> **Aim of the exercise**: All entries below are to be set down again, identical to the source.

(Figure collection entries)
══════

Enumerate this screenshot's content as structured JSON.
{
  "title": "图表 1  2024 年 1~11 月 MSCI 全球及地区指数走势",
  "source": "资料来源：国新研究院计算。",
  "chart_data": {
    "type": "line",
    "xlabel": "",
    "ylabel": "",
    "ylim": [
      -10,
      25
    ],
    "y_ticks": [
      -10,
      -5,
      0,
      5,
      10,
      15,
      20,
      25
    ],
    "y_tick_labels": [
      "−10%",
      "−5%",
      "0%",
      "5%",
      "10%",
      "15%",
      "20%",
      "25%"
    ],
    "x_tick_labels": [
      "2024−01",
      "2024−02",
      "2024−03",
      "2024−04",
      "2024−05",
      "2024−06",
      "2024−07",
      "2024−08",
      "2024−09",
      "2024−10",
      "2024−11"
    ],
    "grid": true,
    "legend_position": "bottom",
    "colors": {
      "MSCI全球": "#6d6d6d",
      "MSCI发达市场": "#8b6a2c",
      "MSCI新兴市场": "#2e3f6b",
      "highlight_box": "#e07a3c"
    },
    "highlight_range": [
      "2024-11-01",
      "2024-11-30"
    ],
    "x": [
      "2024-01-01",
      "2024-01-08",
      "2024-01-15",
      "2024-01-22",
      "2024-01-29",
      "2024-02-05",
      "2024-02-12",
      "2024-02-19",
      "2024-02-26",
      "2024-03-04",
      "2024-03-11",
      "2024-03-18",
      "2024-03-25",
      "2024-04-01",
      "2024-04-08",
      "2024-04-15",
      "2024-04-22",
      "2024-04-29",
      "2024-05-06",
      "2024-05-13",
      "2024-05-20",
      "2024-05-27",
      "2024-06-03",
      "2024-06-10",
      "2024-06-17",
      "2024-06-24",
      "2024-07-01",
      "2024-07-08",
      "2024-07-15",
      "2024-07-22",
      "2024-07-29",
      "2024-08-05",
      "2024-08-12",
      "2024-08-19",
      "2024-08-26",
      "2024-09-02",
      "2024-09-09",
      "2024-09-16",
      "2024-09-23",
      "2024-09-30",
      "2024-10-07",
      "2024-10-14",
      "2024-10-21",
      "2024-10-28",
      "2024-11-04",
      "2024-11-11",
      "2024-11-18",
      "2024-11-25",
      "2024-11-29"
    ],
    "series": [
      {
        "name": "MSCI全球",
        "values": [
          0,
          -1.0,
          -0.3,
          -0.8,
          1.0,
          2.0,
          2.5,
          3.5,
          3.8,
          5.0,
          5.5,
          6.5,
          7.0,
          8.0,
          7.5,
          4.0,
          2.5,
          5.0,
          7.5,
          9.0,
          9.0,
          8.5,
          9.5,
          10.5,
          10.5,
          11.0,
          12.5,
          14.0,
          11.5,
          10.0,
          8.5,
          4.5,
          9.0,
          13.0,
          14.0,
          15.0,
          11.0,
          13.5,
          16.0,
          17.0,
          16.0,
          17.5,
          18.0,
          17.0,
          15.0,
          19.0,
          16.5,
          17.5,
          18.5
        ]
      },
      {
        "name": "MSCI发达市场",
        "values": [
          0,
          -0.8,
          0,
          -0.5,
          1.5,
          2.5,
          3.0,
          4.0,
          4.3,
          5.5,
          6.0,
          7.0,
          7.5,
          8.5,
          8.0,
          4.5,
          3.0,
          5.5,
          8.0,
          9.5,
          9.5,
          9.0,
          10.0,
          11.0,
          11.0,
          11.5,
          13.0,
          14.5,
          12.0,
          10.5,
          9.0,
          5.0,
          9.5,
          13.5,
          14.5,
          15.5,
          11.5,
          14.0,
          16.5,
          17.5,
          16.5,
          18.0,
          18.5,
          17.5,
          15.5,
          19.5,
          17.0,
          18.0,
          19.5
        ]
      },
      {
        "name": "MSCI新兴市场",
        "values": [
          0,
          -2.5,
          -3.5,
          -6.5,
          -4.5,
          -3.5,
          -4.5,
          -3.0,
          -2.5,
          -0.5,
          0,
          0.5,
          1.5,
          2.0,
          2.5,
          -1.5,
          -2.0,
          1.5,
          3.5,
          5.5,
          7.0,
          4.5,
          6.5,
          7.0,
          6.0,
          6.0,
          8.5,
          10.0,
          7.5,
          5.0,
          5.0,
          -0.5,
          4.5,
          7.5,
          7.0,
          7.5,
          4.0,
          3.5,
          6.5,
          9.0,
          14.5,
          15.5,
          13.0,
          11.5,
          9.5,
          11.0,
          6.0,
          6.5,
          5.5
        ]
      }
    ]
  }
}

══════

> **Correct result**:
Enumerate this screenshot's content as structured JSON.
{
  "title": "图表 1  2024 年 1~11 月 MSCI 全球及地区指数走势",
  "source": "资料来源：国新研究院计算。",
  "chart_data": {
    "type": "line",
    "xlabel": "",
    "ylabel": "",
    "ylim": [
      -10,
      25
    ],
    "y_ticks": [
      -10,
      -5,
      0,
      5,
      10,
      15,
      20,
      25
    ],
    "y_tick_labels": [
      "−10%",
      "−5%",
      "0%",
      "5%",
      "10%",
      "15%",
      "20%",
      "25%"
    ],
    "x_tick_labels": [
      "2024−01",
      "2024−02",
      "2024−03",
      "2024−04",
      "2024−05",
      "2024−06",
      "2024−07",
      "2024−08",
      "2024−09",
      "2024−10",
      "2024−11"
    ],
    "grid": true,
    "legend_position": "bottom",
    "colors": {
      "MSCI全球": "#6d6d6d",
      "MSCI发达市场": "#8b6a2c",
      "MSCI新兴市场": "#2e3f6b",
      "highlight_box": "#e07a3c"
    },
    "highlight_range": [
      "2024-11-01",
      "2024-11-30"
    ],
    "x": [
      "2024-01-01",
      "2024-01-08",
      "2024-01-15",
      "2024-01-22",
      "2024-01-29",
      "2024-02-05",
      "2024-02-12",
      "2024-02-19",
      "2024-02-26",
      "2024-03-04",
      "2024-03-11",
      "2024-03-18",
      "2024-03-25",
      "2024-04-01",
      "2024-04-08",
      "2024-04-15",
      "2024-04-22",
      "2024-04-29",
      "2024-05-06",
      "2024-05-13",
      "2024-05-20",
      "2024-05-27",
      "2024-06-03",
      "2024-06-10",
      "2024-06-17",
      "2024-06-24",
      "2024-07-01",
      "2024-07-08",
      "2024-07-15",
      "2024-07-22",
      "2024-07-29",
      "2024-08-05",
      "2024-08-12",
      "2024-08-19",
      "2024-08-26",
      "2024-09-02",
      "2024-09-09",
      "2024-09-16",
      "2024-09-23",
      "2024-09-30",
      "2024-10-07",
      "2024-10-14",
      "2024-10-21",
      "2024-10-28",
      "2024-11-04",
      "2024-11-11",
      "2024-11-18",
      "2024-11-25",
      "2024-11-29"
    ],
    "series": [
      {
        "name": "MSCI全球",
        "values": [
          0,
          -1.0,
          -0.3,
          -0.8,
          1.0,
          2.0,
          2.5,
          3.5,
          3.8,
          5.0,
          5.5,
          6.5,
          7.0,
          8.0,
          7.5,
          4.0,
          2.5,
          5.0,
          7.5,
          9.0,
          9.0,
          8.5,
          9.5,
          10.5,
          10.5,
          11.0,
          12.5,
          14.0,
          11.5,
          10.0,
          8.5,
          4.5,
          9.0,
          13.0,
          14.0,
          15.0,
          11.0,
          13.5,
          16.0,
          17.0,
          16.0,
          17.5,
          18.0,
          17.0,
          15.0,
          19.0,
          16.5,
          17.5,
          18.5
        ]
      },
      {
        "name": "MSCI发达市场",
        "values": [
          0,
          -0.8,
          0,
          -0.5,
          1.5,
          2.5,
          3.0,
          4.0,
          4.3,
          5.5,
          6.0,
          7.0,
          7.5,
          8.5,
          8.0,
          4.5,
          3.0,
          5.5,
          8.0,
          9.5,
          9.5,
          9.0,
          10.0,
          11.0,
          11.0,
          11.5,
          13.0,
          14.5,
          12.0,
          10.5,
          9.0,
          5.0,
          9.5,
          13.5,
          14.5,
          15.5,
          11.5,
          14.0,
          16.5,
          17.5,
          16.5,
          18.0,
          18.5,
          17.5,
          15.5,
          19.5,
          17.0,
          18.0,
          19.5
        ]
      },
      {
        "name": "MSCI新兴市场",
        "values": [
          0,
          -2.5,
          -3.5,
          -6.5,
          -4.5,
          -3.5,
          -4.5,
          -3.0,
          -2.5,
          -0.5,
          0,
          0.5,
          1.5,
          2.0,
          2.5,
          -1.5,
          -2.0,
          1.5,
          3.5,
          5.5,
          7.0,
          4.5,
          6.5,
          7.0,
          6.0,
          6.0,
          8.5,
          10.0,
          7.5,
          5.0,
          5.0,
          -0.5,
          4.5,
          7.5,
          7.0,
          7.5,
          4.0,
          3.5,
          6.5,
          9.0,
          14.5,
          15.5,
          13.0,
          11.5,
          9.5,
          11.0,
          6.0,
          6.5,
          5.5
        ]
      }
    ]
  }
}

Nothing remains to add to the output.